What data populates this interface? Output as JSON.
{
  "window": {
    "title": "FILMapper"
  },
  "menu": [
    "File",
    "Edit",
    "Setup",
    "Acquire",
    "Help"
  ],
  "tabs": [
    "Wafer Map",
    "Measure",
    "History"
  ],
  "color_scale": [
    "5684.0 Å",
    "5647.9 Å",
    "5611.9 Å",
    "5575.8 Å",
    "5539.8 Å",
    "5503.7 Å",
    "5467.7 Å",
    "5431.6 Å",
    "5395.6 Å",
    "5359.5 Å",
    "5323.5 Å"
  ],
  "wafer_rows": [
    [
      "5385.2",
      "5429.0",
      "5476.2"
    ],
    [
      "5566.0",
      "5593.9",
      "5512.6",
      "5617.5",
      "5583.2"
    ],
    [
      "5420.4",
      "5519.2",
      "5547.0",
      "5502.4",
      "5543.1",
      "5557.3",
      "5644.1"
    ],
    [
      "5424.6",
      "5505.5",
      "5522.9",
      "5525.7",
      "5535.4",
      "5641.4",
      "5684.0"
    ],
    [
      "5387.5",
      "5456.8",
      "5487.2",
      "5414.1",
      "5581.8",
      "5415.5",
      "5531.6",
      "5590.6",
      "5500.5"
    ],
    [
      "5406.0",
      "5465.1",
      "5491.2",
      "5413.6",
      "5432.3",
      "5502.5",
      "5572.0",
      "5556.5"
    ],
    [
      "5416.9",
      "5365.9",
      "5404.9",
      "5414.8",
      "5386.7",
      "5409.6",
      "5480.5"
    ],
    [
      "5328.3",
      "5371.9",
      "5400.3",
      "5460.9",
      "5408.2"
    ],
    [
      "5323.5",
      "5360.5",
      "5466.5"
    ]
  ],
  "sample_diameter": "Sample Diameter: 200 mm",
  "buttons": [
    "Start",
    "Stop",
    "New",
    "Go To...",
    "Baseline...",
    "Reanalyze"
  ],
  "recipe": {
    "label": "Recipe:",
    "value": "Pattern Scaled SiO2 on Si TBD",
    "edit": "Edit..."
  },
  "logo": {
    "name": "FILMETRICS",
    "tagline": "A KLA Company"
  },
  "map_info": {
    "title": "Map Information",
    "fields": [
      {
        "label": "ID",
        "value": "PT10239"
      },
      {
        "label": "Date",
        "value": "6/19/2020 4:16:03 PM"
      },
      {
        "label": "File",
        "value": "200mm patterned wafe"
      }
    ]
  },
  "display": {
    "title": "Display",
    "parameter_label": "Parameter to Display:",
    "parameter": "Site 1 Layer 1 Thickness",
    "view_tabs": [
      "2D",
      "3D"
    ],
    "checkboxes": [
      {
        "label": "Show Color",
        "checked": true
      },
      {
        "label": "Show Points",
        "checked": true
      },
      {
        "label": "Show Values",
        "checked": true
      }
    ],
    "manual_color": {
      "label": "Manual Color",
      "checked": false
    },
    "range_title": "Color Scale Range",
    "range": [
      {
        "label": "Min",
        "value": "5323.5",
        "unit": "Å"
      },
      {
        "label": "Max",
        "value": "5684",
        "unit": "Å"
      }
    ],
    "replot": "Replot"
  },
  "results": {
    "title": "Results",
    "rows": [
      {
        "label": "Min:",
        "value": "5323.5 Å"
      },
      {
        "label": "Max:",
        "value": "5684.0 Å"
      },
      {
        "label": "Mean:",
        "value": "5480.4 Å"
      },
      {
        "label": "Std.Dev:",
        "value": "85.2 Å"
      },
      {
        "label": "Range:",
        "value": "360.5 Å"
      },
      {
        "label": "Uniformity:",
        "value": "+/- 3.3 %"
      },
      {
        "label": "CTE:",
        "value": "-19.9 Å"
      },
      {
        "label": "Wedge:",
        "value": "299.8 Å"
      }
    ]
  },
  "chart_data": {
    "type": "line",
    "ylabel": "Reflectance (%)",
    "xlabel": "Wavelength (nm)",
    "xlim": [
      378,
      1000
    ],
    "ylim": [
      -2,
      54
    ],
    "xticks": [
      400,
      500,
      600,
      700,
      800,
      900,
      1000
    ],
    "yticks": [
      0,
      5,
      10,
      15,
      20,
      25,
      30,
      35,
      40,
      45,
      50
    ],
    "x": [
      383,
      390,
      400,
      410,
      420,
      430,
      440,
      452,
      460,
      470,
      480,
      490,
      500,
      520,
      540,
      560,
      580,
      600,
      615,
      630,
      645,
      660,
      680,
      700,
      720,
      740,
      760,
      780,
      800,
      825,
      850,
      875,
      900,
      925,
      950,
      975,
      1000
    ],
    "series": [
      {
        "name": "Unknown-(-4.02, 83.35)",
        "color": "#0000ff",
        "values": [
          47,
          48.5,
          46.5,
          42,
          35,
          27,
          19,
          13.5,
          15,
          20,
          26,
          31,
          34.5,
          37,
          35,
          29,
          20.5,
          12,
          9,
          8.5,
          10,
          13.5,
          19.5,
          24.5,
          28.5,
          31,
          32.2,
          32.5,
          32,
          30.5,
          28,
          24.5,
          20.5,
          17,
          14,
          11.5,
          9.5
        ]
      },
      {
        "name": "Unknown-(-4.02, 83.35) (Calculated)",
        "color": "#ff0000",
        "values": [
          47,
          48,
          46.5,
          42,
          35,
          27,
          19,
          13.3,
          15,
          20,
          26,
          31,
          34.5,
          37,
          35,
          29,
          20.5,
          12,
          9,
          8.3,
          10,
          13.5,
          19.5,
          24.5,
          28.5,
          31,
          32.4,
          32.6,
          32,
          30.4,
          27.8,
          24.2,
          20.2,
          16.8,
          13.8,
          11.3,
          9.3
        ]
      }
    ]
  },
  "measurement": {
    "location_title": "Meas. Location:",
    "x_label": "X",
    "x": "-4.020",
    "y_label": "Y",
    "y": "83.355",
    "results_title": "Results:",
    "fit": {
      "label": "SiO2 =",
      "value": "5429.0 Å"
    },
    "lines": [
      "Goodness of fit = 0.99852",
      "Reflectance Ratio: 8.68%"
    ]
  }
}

WORK REQUIRED - From the records above, extract everything verbatim.

ANSWER FOR THIS EXERCISE -
What data populates this interface? Output as JSON.
{
  "window": {
    "title": "FILMapper"
  },
  "menu": [
    "File",
    "Edit",
    "Setup",
    "Acquire",
    "Help"
  ],
  "tabs": [
    "Wafer Map",
    "Measure",
    "History"
  ],
  "color_scale": [
    "5684.0 Å",
    "5647.9 Å",
    "5611.9 Å",
    "5575.8 Å",
    "5539.8 Å",
    "5503.7 Å",
    "5467.7 Å",
    "5431.6 Å",
    "5395.6 Å",
    "5359.5 Å",
    "5323.5 Å"
  ],
  "wafer_rows": [
    [
      "5385.2",
      "5429.0",
      "5476.2"
    ],
    [
      "5566.0",
      "5593.9",
      "5512.6",
      "5617.5",
      "5583.2"
    ],
    [
      "5420.4",
      "5519.2",
      "5547.0",
      "5502.4",
      "5543.1",
      "5557.3",
      "5644.1"
    ],
    [
      "5424.6",
      "5505.5",
      "5522.9",
      "5525.7",
      "5535.4",
      "5641.4",
      "5684.0"
    ],
    [
      "5387.5",
      "5456.8",
      "5487.2",
      "5414.1",
      "5581.8",
      "5415.5",
      "5531.6",
      "5590.6",
      "5500.5"
    ],
    [
      "5406.0",
      "5465.1",
      "5491.2",
      "5413.6",
      "5432.3",
      "5502.5",
      "5572.0",
      "5556.5"
    ],
    [
      "5416.9",
      "5365.9",
      "5404.9",
      "5414.8",
      "5386.7",
      "5409.6",
      "5480.5"
    ],
    [
      "5328.3",
      "5371.9",
      "5400.3",
      "5460.9",
      "5408.2"
    ],
    [
      "5323.5",
      "5360.5",
      "5466.5"
    ]
  ],
  "sample_diameter": "Sample Diameter: 200 mm",
  "buttons": [
    "Start",
    "Stop",
    "New",
    "Go To...",
    "Baseline...",
    "Reanalyze"
  ],
  "recipe": {
    "label": "Recipe:",
    "value": "Pattern Scaled SiO2 on Si TBD",
    "edit": "Edit..."
  },
  "logo": {
    "name": "FILMETRICS",
    "tagline": "A KLA Company"
  },
  "map_info": {
    "title": "Map Information",
    "fields": [
      {
        "label": "ID",
        "value": "PT10239"
      },
      {
        "label": "Date",
        "value": "6/19/2020 4:16:03 PM"
      },
      {
        "label": "File",
        "value": "200mm patterned wafe"
      }
    ]
  },
  "display": {
    "title": "Display",
    "parameter_label": "Parameter to Display:",
    "parameter": "Site 1 Layer 1 Thickness",
    "view_tabs": [
      "2D",
      "3D"
    ],
    "checkboxes": [
      {
        "label": "Show Color",
        "checked": true
      },
      {
        "label": "Show Points",
        "checked": true
      },
      {
        "label": "Show Values",
        "checked": true
      }
    ],
    "manual_color": {
      "label": "Manual Color",
      "checked": false
    },
    "range_title": "Color Scale Range",
    "range": [
      {
        "label": "Min",
        "value": "5323.5",
        "unit": "Å"
      },
      {
        "label": "Max",
        "value": "5684",
        "unit": "Å"
      }
    ],
    "replot": "Replot"
  },
  "results": {
    "title": "Results",
    "rows": [
      {
        "label": "Min:",
        "value": "5323.5 Å"
      },
      {
        "label": "Max:",
        "value": "5684.0 Å"
      },
      {
        "label": "Mean:",
        "value": "5480.4 Å"
      },
      {
        "label": "Std.Dev:",
        "value": "85.2 Å"
      },
      {
        "label": "Range:",
        "value": "360.5 Å"
      },
      {
        "label": "Uniformity:",
        "value": "+/- 3.3 %"
      },
      {
        "label": "CTE:",
        "value": "-19.9 Å"
      },
      {
        "label": "Wedge:",
        "value": "299.8 Å"
      }
    ]
  },
  "chart_data": {
    "type": "line",
    "ylabel": "Reflectance (%)",
    "xlabel": "Wavelength (nm)",
    "xlim": [
      378,
      1000
    ],
    "ylim": [
      -2,
      54
    ],
    "xticks": [
      400,
      500,
      600,
      700,
      800,
      900,
      1000
    ],
    "yticks": [
      0,
      5,
      10,
      15,
      20,
      25,
      30,
      35,
      40,
      45,
      50
    ],
    "x": [
      383,
      390,
      400,
      410,
      420,
      430,
      440,
      452,
      460,
      470,
      480,
      490,
      500,
      520,
      540,
      560,
      580,
      600,
      615,
      630,
      645,
      660,
      680,
      700,
      720,
      740,
      760,
      780,
      800,
      825,
      850,
      875,
      900,
      925,
      950,
      975,
      1000
    ],
    "series": [
      {
        "name": "Unknown-(-4.02, 83.35)",
        "color": "#0000ff",
        "values": [
          47,
          48.5,
          46.5,
          42,
          35,
          27,
          19,
          13.5,
          15,
          20,
          26,
          31,
          34.5,
          37,
          35,
          29,
          20.5,
          12,
          9,
          8.5,
          10,
          13.5,
          19.5,
          24.5,
          28.5,
          31,
          32.2,
          32.5,
          32,
          30.5,
          28,
          24.5,
          20.5,
          17,
          14,
          11.5,
          9.5
        ]
      },
      {
        "name": "Unknown-(-4.02, 83.35) (Calculated)",
        "color": "#ff0000",
        "values": [
          47,
          48,
          46.5,
          42,
          35,
          27,
          19,
          13.3,
          15,
          20,
          26,
          31,
          34.5,
          37,
          35,
          29,
          20.5,
          12,
          9,
          8.3,
          10,
          13.5,
          19.5,
          24.5,
          28.5,
          31,
          32.4,
          32.6,
          32,
          30.4,
          27.8,
          24.2,
          20.2,
          16.8,
          13.8,
          11.3,
          9.3
        ]
      }
    ]
  },
  "measurement": {
    "location_title": "Meas. Location:",
    "x_label": "X",
    "x": "-4.020",
    "y_label": "Y",
    "y": "83.355",
    "results_title": "Results:",
    "fit": {
      "label": "SiO2 =",
      "value": "5429.0 Å"
    },
    "lines": [
      "Goodness of fit = 0.99852",
      "Reflectance Ratio: 8.68%"
    ]
  }
}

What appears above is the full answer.